Prediction model for the risk of vitreous haemorrhage after vitrectomy combined with intraocular injection for the treatment of proliferative diabetic retinopathy.

OBJECTIVE: The purpose of this study was to develop a lightweight multimodal deep learning model for accurately predicting the risk of postoperative vitreous cavity haemorrhage (POVCH) following vitrectomy with intraocular pharmacotherapy in patients with proliferative diabetic retinopathy (PDR). METHODS: This retrospective study included patients with PDR who underwent vitrectomy combined with intraocular medication for the first time. After applying the exclusion criteria, 1318 eyes from 968 patients were analysed. A lightweight multimodal deep learning model was developed by integrating ultra-widefield fluorescein angiography images, processed using an EfficientNet-V2 backbone, using clinical data from a multilayer perceptron. The model was trained and evaluated using a stratified four-fold cross-validation approach, and an independent external test set comprising 264 eyes was used to assess generalisability. RESULTS: On the external test set, the model achieved an area under the receiver operating characteristic curve (AUROC) of 0.978 (95 % CI: 0.952-0.994) and an area under the precision-recall curve of 0.957. Accuracy was 0.914, with a Brier score of 0.056. The model demonstrated excellent calibration (slope: 0.97; intercept: -0.03). Decision curve analysis indicated a net benefit increase of 0.031 at a 25 % risk threshold. Interpretability analyses revealed that the model's focus, via Gradient-weighted Class Activation Mapping Plus, aligned with clinical areas of neovascularisation and retinal ischaemia. SHapley Additive exPlanations analysis identified the ischaemia index, leakage index and neovascularisation area as key predictors. The model outperformed the best traditional CatBoost model, with an absolute AUROC improvement of 0.09. CONCLUSION: The lightweight multimodal deep learning model integrating ultra-widefield fluorescein angiography images and clinical data demonstrated advantages in predicting the risk of POVCH after PDR surgery, with high accuracy, good calibration, excellent clinical utility and interpretability and low resource requirements.

TO DO.
- a) Copy the abstract starting with "Prediction model for" and going on through "proliferative diabetic retinopathy.", but change "intraocular injection" to "intravitreal injection".
- b) Summarize the abstract in two sentences.

[Page layout parsing data]
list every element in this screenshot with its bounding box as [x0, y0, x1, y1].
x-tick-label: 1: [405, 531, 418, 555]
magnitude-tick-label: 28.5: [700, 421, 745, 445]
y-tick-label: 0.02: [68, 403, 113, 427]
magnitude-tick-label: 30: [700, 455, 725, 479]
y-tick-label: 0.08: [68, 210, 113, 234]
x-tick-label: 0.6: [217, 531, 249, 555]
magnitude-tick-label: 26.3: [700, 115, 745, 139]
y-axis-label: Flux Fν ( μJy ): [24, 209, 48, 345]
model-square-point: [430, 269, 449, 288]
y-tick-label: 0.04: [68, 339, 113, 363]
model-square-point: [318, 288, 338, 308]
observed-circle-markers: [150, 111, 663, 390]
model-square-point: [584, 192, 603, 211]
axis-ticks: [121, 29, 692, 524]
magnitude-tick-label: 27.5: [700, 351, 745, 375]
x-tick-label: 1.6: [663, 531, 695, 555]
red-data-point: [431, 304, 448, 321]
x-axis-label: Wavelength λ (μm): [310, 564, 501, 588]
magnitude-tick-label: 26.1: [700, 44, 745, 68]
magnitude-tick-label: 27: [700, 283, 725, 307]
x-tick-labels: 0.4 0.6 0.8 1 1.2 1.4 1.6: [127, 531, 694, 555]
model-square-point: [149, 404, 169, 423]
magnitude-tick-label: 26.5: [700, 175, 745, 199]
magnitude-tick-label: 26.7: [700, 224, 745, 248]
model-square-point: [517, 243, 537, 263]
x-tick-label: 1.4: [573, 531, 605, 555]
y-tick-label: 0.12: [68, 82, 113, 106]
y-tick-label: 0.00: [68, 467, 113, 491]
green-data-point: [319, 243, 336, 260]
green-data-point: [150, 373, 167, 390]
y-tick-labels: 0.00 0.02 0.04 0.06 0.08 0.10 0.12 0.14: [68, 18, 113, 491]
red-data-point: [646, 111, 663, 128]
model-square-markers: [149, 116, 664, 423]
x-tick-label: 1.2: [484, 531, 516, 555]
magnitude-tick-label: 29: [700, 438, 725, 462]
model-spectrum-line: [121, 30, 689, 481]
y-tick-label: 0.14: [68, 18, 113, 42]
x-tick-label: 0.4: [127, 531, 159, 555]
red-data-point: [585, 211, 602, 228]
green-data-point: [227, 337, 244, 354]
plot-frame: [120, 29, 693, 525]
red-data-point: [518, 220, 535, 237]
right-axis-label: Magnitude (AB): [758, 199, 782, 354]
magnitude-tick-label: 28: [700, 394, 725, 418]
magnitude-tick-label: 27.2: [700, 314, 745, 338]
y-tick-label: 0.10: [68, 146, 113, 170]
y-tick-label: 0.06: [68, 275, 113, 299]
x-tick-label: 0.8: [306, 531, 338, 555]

RESULTS FOR EACH TASK.
- a)
Prediction model for the risk of vitreous haemorrhage after vitrectomy combined with intravitreal injection for the treatment of proliferative diabetic retinopathy.

- b) A lightweight multimodal deep learning model combining ultra-widefield fluorescein angiography images and clinical data was developed from 1318 eyes of 968 patients with proliferative diabetic retinopathy to predict the risk of postoperative vitreous cavity haemorrhage after vitrectomy with intraocular medication. On an external test set of 264 eyes it achieved an AUROC of 0.978 with excellent calibration, outperformed the best traditional CatBoost model, and identified the ischaemia index, leakage index and neovascularisation area as key predictors.